---- Exercise data
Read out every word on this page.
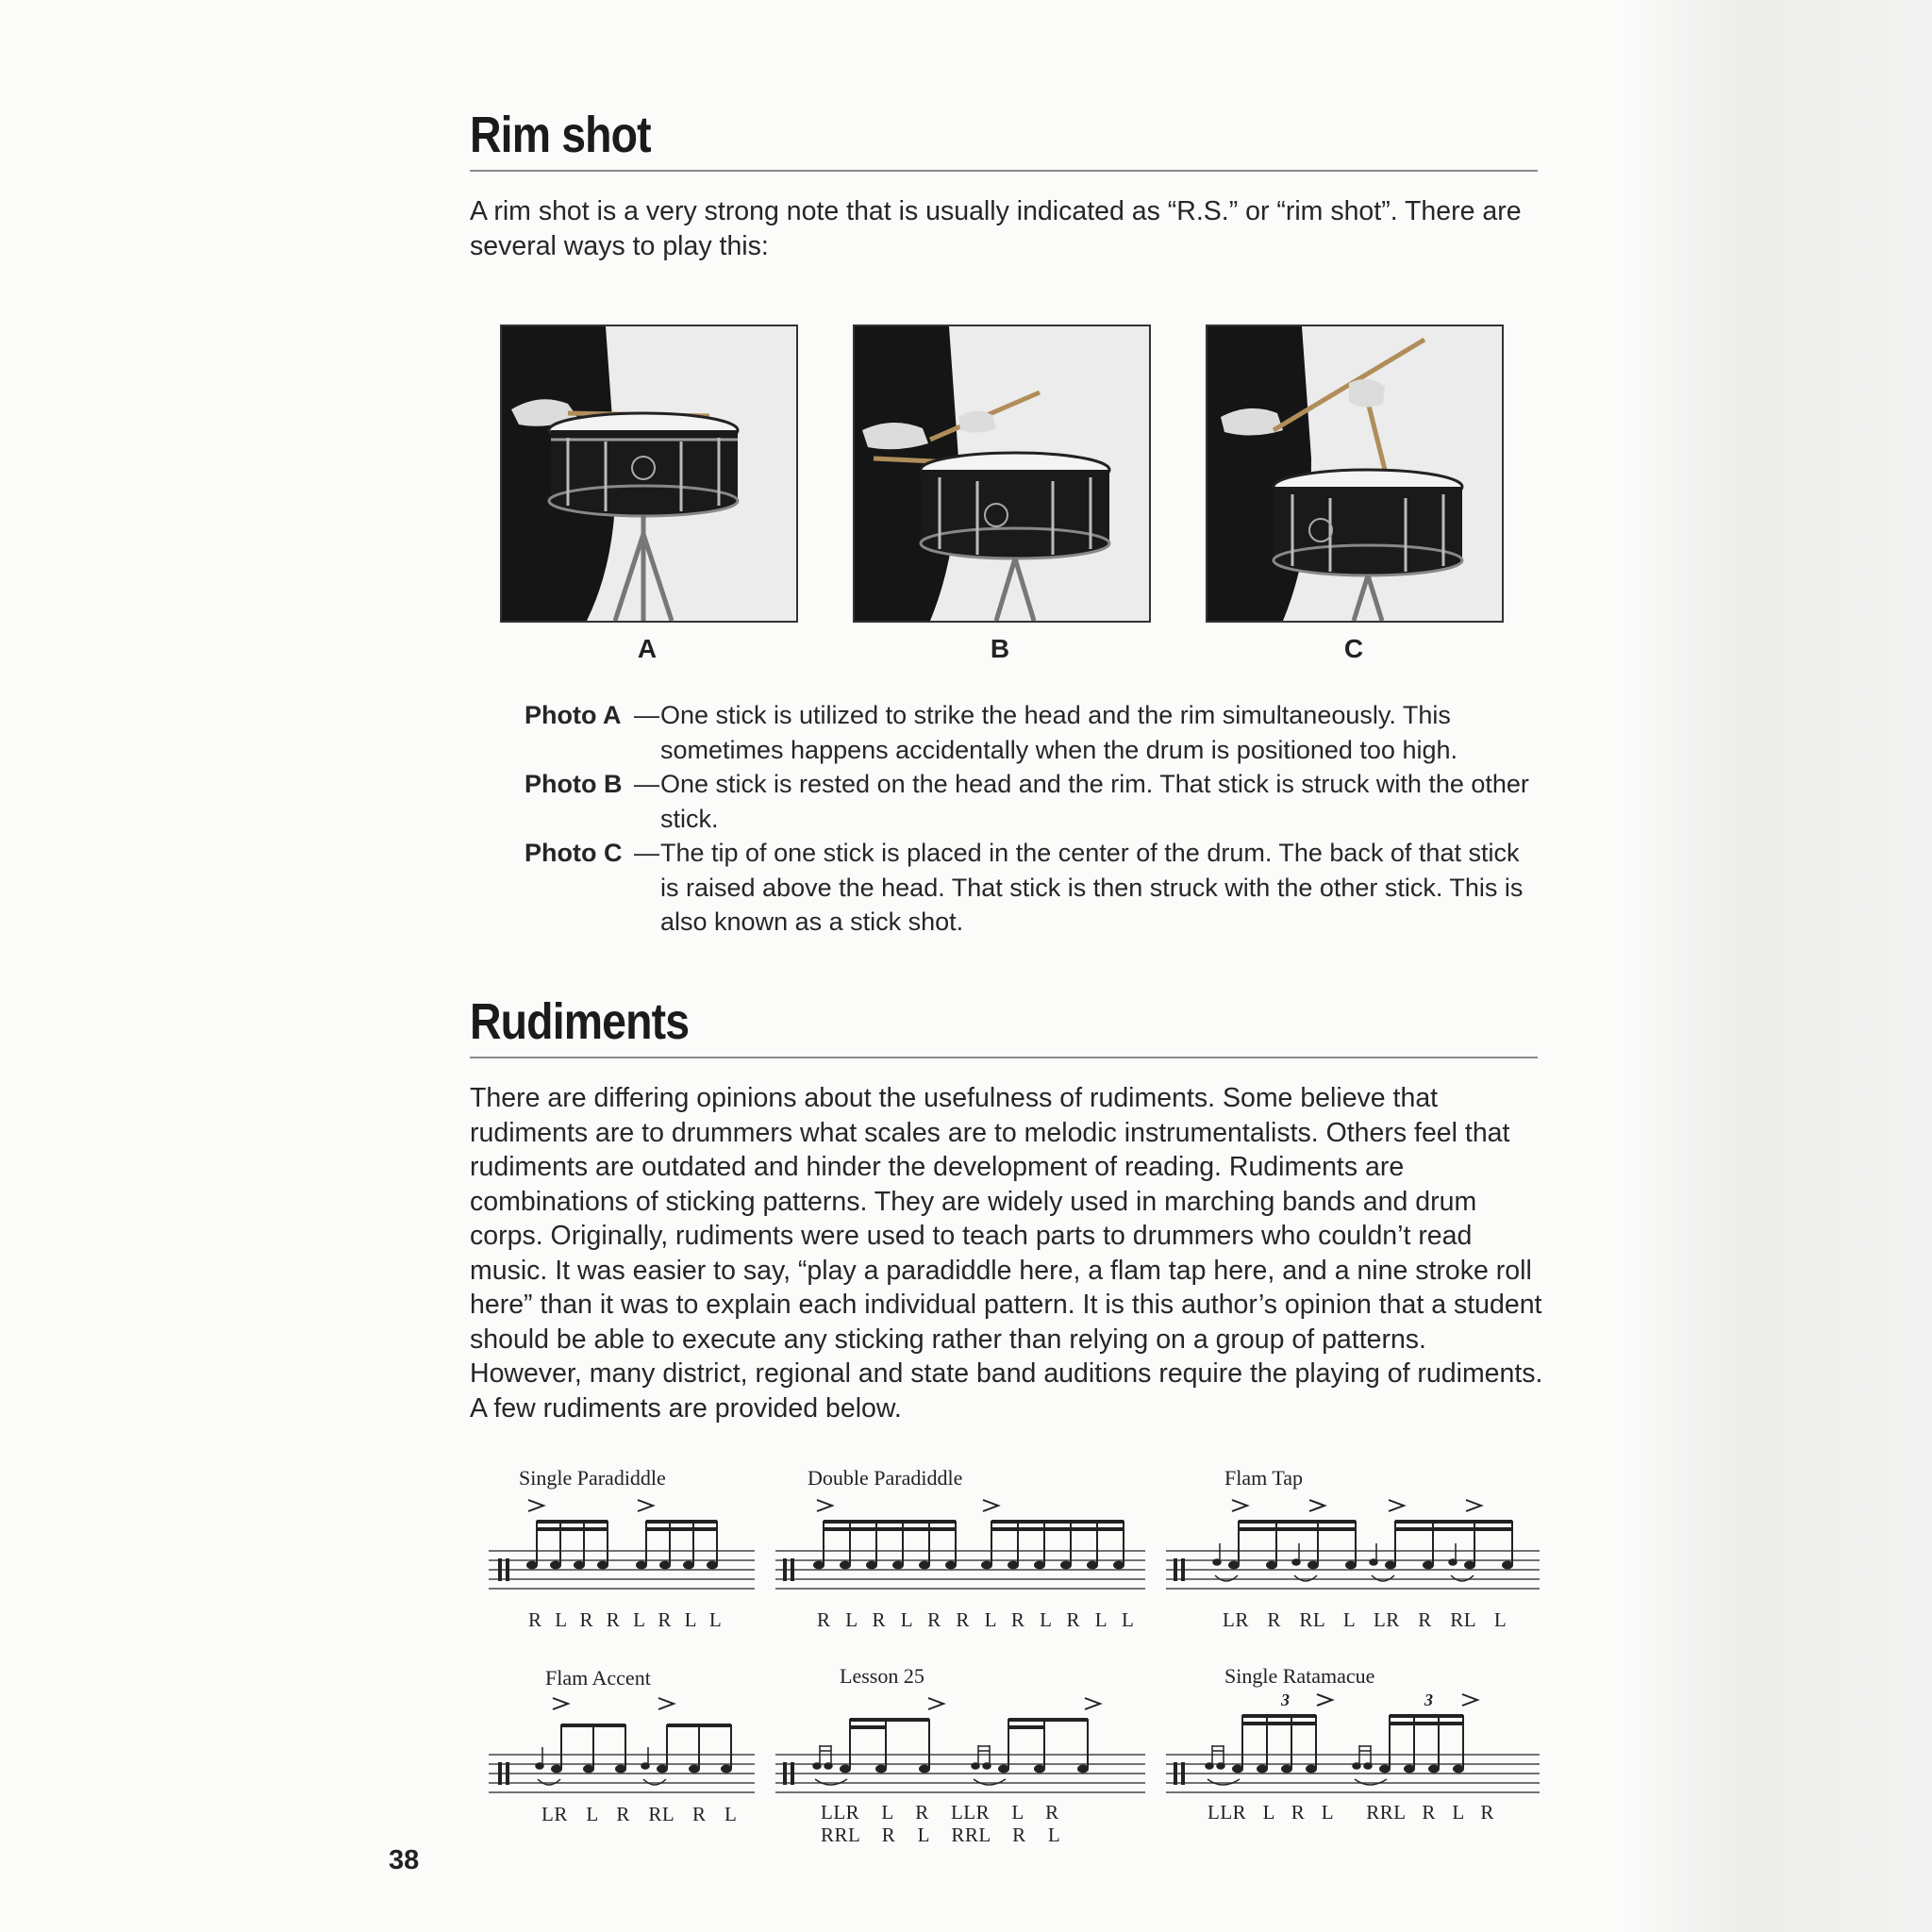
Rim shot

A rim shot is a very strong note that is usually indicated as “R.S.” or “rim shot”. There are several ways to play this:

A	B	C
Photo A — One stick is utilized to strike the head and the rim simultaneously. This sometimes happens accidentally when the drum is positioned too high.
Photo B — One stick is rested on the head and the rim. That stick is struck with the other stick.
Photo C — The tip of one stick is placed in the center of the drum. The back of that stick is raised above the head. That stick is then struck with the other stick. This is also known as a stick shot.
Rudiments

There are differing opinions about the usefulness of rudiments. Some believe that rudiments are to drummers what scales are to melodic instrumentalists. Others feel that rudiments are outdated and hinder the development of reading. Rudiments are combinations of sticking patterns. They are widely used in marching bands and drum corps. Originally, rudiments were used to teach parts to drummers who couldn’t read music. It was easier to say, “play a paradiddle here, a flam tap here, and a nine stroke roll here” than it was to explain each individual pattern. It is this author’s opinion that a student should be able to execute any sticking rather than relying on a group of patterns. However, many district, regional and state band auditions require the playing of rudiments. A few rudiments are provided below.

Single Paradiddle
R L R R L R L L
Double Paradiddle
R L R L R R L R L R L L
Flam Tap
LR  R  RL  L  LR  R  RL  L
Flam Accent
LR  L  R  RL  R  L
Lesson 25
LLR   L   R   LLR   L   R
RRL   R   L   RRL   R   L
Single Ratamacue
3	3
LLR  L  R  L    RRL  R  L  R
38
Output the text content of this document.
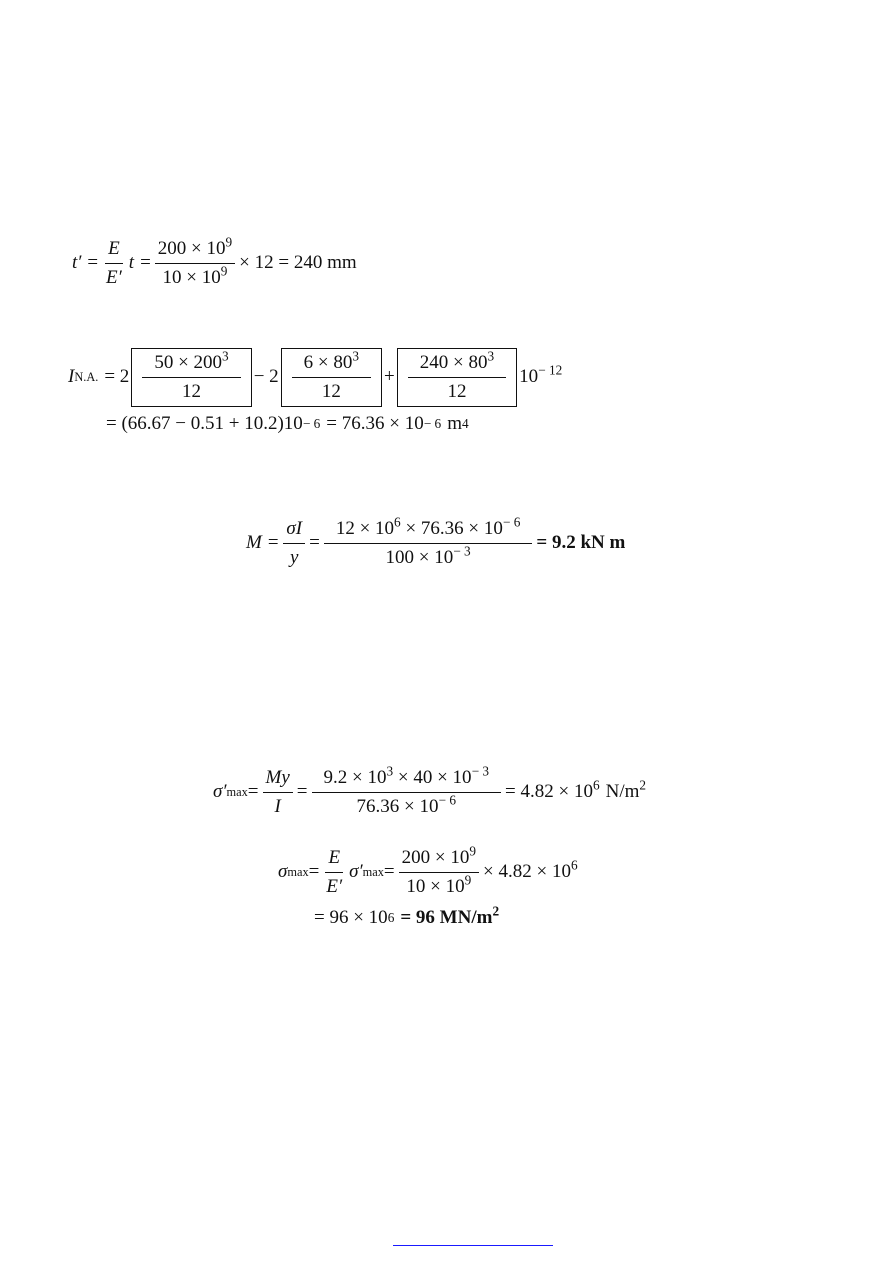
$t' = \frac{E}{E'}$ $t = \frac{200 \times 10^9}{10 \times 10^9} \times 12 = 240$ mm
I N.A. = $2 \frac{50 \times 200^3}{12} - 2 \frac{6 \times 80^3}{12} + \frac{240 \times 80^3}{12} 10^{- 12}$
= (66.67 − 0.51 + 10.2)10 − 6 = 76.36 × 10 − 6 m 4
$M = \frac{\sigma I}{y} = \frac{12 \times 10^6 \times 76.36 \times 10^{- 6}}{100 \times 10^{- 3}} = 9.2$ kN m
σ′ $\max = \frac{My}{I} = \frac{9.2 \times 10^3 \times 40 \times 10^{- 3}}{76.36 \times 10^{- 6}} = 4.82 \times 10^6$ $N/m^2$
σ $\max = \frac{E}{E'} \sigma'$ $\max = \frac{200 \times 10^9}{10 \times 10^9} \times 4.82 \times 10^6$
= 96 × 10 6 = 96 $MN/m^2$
--------
— Your goal —
Take the line that contains "Output the text content of this document." and all lines after it to the end of the material above, and copy them verbatim without any images.

— Result for this task —
Output the text content of this document.
$t' = \frac{E}{E'}$ $t = \frac{200 \times 10^9}{10 \times 10^9} \times 12 = 240$ mm
I N.A. = $2 \frac{50 \times 200^3}{12} - 2 \frac{6 \times 80^3}{12} + \frac{240 \times 80^3}{12} 10^{- 12}$
= (66.67 − 0.51 + 10.2)10 − 6 = 76.36 × 10 − 6 m 4
$M = \frac{\sigma I}{y} = \frac{12 \times 10^6 \times 76.36 \times 10^{- 6}}{100 \times 10^{- 3}} = 9.2$ kN m
σ′ $\max = \frac{My}{I} = \frac{9.2 \times 10^3 \times 40 \times 10^{- 3}}{76.36 \times 10^{- 6}} = 4.82 \times 10^6$ $N/m^2$
σ $\max = \frac{E}{E'} \sigma'$ $\max = \frac{200 \times 10^9}{10 \times 10^9} \times 4.82 \times 10^6$
= 96 × 10 6 = 96 $MN/m^2$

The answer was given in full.